PROBLEM DESCRIPTION
Restate the entries below word for word, omitting nothing.

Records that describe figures
____________________
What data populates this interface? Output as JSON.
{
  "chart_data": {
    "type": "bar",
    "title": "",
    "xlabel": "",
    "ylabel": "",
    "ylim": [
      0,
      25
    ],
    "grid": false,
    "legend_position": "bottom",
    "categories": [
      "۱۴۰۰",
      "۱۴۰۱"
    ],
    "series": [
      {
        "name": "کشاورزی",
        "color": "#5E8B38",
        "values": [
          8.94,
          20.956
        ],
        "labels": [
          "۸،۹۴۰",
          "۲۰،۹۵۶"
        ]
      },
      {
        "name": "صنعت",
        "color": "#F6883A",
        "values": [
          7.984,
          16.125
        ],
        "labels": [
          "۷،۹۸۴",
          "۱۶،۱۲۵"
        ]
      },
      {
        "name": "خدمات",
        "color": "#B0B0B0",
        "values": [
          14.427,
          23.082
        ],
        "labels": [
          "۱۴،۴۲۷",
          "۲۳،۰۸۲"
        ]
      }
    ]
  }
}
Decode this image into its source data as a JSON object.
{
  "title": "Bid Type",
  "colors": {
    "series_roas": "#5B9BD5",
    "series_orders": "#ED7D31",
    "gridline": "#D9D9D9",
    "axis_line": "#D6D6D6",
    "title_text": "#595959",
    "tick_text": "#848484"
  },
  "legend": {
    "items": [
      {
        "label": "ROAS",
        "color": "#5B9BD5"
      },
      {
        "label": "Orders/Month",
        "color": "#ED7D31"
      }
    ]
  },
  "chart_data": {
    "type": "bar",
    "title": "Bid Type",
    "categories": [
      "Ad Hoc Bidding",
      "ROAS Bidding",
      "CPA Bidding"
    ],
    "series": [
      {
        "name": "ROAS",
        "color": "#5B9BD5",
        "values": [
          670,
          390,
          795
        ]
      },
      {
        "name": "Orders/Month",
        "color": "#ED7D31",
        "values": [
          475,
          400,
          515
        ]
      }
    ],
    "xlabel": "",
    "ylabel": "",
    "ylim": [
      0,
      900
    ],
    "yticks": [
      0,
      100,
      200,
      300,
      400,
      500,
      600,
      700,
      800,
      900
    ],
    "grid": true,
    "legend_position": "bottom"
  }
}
____________________
COMPLETED TASK
What data populates this interface? Output as JSON.
{
  "chart_data": {
    "type": "bar",
    "title": "",
    "xlabel": "",
    "ylabel": "",
    "ylim": [
      0,
      25
    ],
    "grid": false,
    "legend_position": "bottom",
    "categories": [
      "۱۴۰۰",
      "۱۴۰۱"
    ],
    "series": [
      {
        "name": "کشاورزی",
        "color": "#5E8B38",
        "values": [
          8.94,
          20.956
        ],
        "labels": [
          "۸،۹۴۰",
          "۲۰،۹۵۶"
        ]
      },
      {
        "name": "صنعت",
        "color": "#F6883A",
        "values": [
          7.984,
          16.125
        ],
        "labels": [
          "۷،۹۸۴",
          "۱۶،۱۲۵"
        ]
      },
      {
        "name": "خدمات",
        "color": "#B0B0B0",
        "values": [
          14.427,
          23.082
        ],
        "labels": [
          "۱۴،۴۲۷",
          "۲۳،۰۸۲"
        ]
      }
    ]
  }
}
Decode this image into its source data as a JSON object.
{
  "title": "Bid Type",
  "colors": {
    "series_roas": "#5B9BD5",
    "series_orders": "#ED7D31",
    "gridline": "#D9D9D9",
    "axis_line": "#D6D6D6",
    "title_text": "#595959",
    "tick_text": "#848484"
  },
  "legend": {
    "items": [
      {
        "label": "ROAS",
        "color": "#5B9BD5"
      },
      {
        "label": "Orders/Month",
        "color": "#ED7D31"
      }
    ]
  },
  "chart_data": {
    "type": "bar",
    "title": "Bid Type",
    "categories": [
      "Ad Hoc Bidding",
      "ROAS Bidding",
      "CPA Bidding"
    ],
    "series": [
      {
        "name": "ROAS",
        "color": "#5B9BD5",
        "values": [
          670,
          390,
          795
        ]
      },
      {
        "name": "Orders/Month",
        "color": "#ED7D31",
        "values": [
          475,
          400,
          515
        ]
      }
    ],
    "xlabel": "",
    "ylabel": "",
    "ylim": [
      0,
      900
    ],
    "yticks": [
      0,
      100,
      200,
      300,
      400,
      500,
      600,
      700,
      800,
      900
    ],
    "grid": true,
    "legend_position": "bottom"
  }
}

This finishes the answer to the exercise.